**SELECTION**
Conservative MP for Regina—Qu'Appelle (Saskatchewan)

Won his last election, in 2025, with 64% of the vote.

Statements in the House

Government Business No. 9—Changes to the Standing Orders April 27th, 2026

Mr. Speaker, the government House leader keeps saying things that are just not true. He says it does not happen often that the status of a government changes from a minority to a majority. It has never happened at the federal level. That is something that has just never happened. He says that there are not two tiers of committees. There literally are two tiers of committees. There is a tier that handles legislation and is chaired by government MPs, and then there is a tier that is chaired by opposition MPs, which generally does not deal with legislation at all but provides oversight. Those two different tiers are literally spelled out in the Standing Orders. He says that these committees would still have the power to produce documents, compel testimony and order information from departments. What he fails to mention is that this would happen only if motions pass at committee, and he is now stacking the deck with two extra Liberals.

Would Liberal MPs on these committees keep the government House leader's word and commit to voting in favour of motions to investigate Liberal corruption, motions to compel testimony and motions to demand information from the government, yes or no?

Government Business No. 9—Changes to the Standing Orders April 27th, 2026

Mr. Speaker, this is meta-Liberal. The Liberals are stacking the decks on committees with this motion, and now they are moving closure and shutting down debate on that very motion.

We had only a couple of hours of debate last week. There are many members who wanted to speak out on behalf of their constituents to raise the alarm on this undemocratic measure, and now the government is shutting down debate. The irony here is so thick that one could cut it with a knife.

I have to note that the very first vote these new Liberal MPs will pronounce on will be a vote to shut down debate. Welcome to the Liberal Party of Canada. They can check their souls in at the door and follow whatever the whip tells them to do.

Why is the government using this undemocratic tool to shut down debate to stack the decks on committees? Why does it continue to oppose our reasonable amendment to protect the opposition's role on the oversight committees? Those committees have nothing to do with government legislation. They provide the accountability the Canadian people voted for at the ballot box.

**INFORMATION SUPPLIED**
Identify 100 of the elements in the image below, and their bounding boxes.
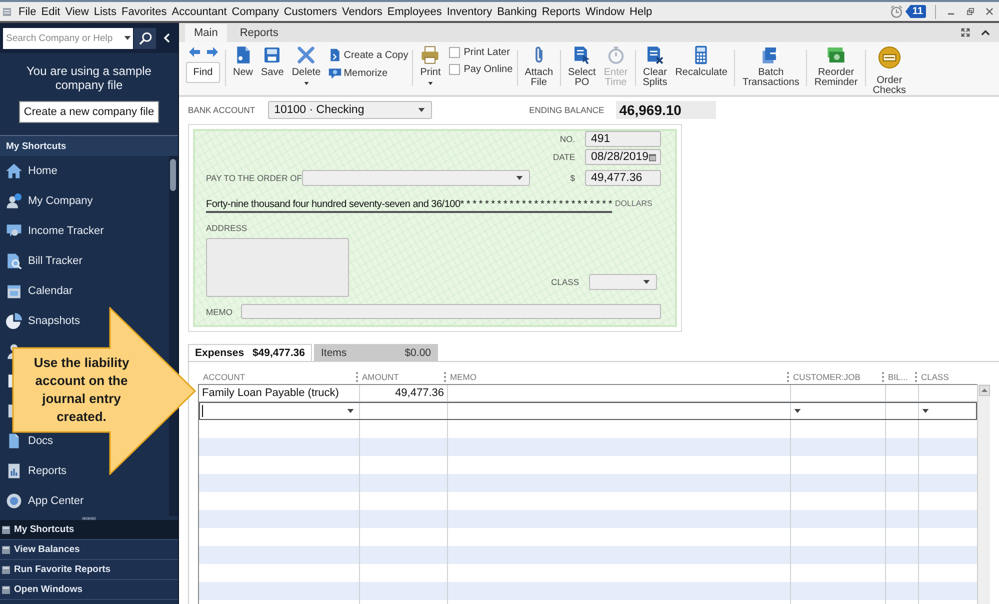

**STATED GOAL**
Reproduce the passage of the House statements text between "Would Liberal MPs" and "with a knife.", inclusive, word for word.

**TASK RESPONSE**
Would Liberal MPs on these committees keep the government House leader's word and commit to voting in favour of motions to investigate Liberal corruption, motions to compel testimony and motions to demand information from the government, yes or no?

Government Business No. 9—Changes to the Standing Orders April 27th, 2026

Mr. Speaker, this is meta-Liberal. The Liberals are stacking the decks on committees with this motion, and now they are moving closure and shutting down debate on that very motion.

We had only a couple of hours of debate last week. There are many members who wanted to speak out on behalf of their constituents to raise the alarm on this undemocratic measure, and now the government is shutting down debate. The irony here is so thick that one could cut it with a knife.